*Stated problem*: Would you write out the entries below, every one of them, exactly?
— START OF Working data —
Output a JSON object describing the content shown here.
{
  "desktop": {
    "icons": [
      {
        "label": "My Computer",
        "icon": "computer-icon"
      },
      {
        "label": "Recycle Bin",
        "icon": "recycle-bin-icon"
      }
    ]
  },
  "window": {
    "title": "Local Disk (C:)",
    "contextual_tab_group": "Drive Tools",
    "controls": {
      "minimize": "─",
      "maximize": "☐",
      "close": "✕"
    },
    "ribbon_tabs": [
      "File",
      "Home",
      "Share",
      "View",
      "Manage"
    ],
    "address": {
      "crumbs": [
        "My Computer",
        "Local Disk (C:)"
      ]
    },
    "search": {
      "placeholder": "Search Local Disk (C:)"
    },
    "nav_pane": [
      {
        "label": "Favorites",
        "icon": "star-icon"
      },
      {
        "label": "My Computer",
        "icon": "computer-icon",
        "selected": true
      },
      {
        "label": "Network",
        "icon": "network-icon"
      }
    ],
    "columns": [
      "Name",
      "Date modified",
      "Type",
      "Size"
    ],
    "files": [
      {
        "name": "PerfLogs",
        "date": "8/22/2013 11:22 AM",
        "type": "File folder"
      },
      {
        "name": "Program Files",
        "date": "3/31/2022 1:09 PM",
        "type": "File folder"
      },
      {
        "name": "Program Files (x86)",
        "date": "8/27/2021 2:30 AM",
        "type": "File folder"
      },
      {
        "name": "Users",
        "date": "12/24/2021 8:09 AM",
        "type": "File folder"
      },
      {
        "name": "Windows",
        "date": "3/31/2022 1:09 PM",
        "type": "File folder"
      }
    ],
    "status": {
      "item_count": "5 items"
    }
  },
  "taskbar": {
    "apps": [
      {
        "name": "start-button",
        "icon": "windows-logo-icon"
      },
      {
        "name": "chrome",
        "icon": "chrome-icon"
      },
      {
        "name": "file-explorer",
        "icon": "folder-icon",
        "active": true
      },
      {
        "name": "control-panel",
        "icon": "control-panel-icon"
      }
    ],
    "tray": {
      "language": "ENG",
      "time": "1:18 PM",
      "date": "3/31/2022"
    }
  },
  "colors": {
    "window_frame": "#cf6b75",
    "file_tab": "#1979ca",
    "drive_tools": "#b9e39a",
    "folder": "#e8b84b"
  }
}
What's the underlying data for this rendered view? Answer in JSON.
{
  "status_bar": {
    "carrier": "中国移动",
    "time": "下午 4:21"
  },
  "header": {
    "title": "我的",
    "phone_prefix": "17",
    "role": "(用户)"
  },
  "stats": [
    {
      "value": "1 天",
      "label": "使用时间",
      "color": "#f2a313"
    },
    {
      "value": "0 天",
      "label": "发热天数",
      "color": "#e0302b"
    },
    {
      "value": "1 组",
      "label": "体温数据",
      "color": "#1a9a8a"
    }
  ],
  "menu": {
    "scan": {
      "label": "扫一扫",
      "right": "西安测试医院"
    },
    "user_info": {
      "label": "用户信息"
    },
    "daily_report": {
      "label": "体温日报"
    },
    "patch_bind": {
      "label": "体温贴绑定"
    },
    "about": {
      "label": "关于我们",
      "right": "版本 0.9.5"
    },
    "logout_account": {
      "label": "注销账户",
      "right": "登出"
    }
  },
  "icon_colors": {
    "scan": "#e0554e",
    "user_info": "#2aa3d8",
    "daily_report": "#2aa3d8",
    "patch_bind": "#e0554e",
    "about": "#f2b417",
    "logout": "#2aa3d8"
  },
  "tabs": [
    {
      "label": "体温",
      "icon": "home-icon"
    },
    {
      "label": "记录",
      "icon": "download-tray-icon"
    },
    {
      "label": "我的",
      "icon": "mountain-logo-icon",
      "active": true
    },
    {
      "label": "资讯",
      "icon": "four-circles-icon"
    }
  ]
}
— END OF Working data —
*Answer to this problem*:
Output a JSON object describing the content shown here.
{
  "desktop": {
    "icons": [
      {
        "label": "My Computer",
        "icon": "computer-icon"
      },
      {
        "label": "Recycle Bin",
        "icon": "recycle-bin-icon"
      }
    ]
  },
  "window": {
    "title": "Local Disk (C:)",
    "contextual_tab_group": "Drive Tools",
    "controls": {
      "minimize": "─",
      "maximize": "☐",
      "close": "✕"
    },
    "ribbon_tabs": [
      "File",
      "Home",
      "Share",
      "View",
      "Manage"
    ],
    "address": {
      "crumbs": [
        "My Computer",
        "Local Disk (C:)"
      ]
    },
    "search": {
      "placeholder": "Search Local Disk (C:)"
    },
    "nav_pane": [
      {
        "label": "Favorites",
        "icon": "star-icon"
      },
      {
        "label": "My Computer",
        "icon": "computer-icon",
        "selected": true
      },
      {
        "label": "Network",
        "icon": "network-icon"
      }
    ],
    "columns": [
      "Name",
      "Date modified",
      "Type",
      "Size"
    ],
    "files": [
      {
        "name": "PerfLogs",
        "date": "8/22/2013 11:22 AM",
        "type": "File folder"
      },
      {
        "name": "Program Files",
        "date": "3/31/2022 1:09 PM",
        "type": "File folder"
      },
      {
        "name": "Program Files (x86)",
        "date": "8/27/2021 2:30 AM",
        "type": "File folder"
      },
      {
        "name": "Users",
        "date": "12/24/2021 8:09 AM",
        "type": "File folder"
      },
      {
        "name": "Windows",
        "date": "3/31/2022 1:09 PM",
        "type": "File folder"
      }
    ],
    "status": {
      "item_count": "5 items"
    }
  },
  "taskbar": {
    "apps": [
      {
        "name": "start-button",
        "icon": "windows-logo-icon"
      },
      {
        "name": "chrome",
        "icon": "chrome-icon"
      },
      {
        "name": "file-explorer",
        "icon": "folder-icon",
        "active": true
      },
      {
        "name": "control-panel",
        "icon": "control-panel-icon"
      }
    ],
    "tray": {
      "language": "ENG",
      "time": "1:18 PM",
      "date": "3/31/2022"
    }
  },
  "colors": {
    "window_frame": "#cf6b75",
    "file_tab": "#1979ca",
    "drive_tools": "#b9e39a",
    "folder": "#e8b84b"
  }
}
What's the underlying data for this rendered view? Answer in JSON.
{
  "status_bar": {
    "carrier": "中国移动",
    "time": "下午 4:21"
  },
  "header": {
    "title": "我的",
    "phone_prefix": "17",
    "role": "(用户)"
  },
  "stats": [
    {
      "value": "1 天",
      "label": "使用时间",
      "color": "#f2a313"
    },
    {
      "value": "0 天",
      "label": "发热天数",
      "color": "#e0302b"
    },
    {
      "value": "1 组",
      "label": "体温数据",
      "color": "#1a9a8a"
    }
  ],
  "menu": {
    "scan": {
      "label": "扫一扫",
      "right": "西安测试医院"
    },
    "user_info": {
      "label": "用户信息"
    },
    "daily_report": {
      "label": "体温日报"
    },
    "patch_bind": {
      "label": "体温贴绑定"
    },
    "about": {
      "label": "关于我们",
      "right": "版本 0.9.5"
    },
    "logout_account": {
      "label": "注销账户",
      "right": "登出"
    }
  },
  "icon_colors": {
    "scan": "#e0554e",
    "user_info": "#2aa3d8",
    "daily_report": "#2aa3d8",
    "patch_bind": "#e0554e",
    "about": "#f2b417",
    "logout": "#2aa3d8"
  },
  "tabs": [
    {
      "label": "体温",
      "icon": "home-icon"
    },
    {
      "label": "记录",
      "icon": "download-tray-icon"
    },
    {
      "label": "我的",
      "icon": "mountain-logo-icon",
      "active": true
    },
    {
      "label": "资讯",
      "icon": "four-circles-icon"
    }
  ]
}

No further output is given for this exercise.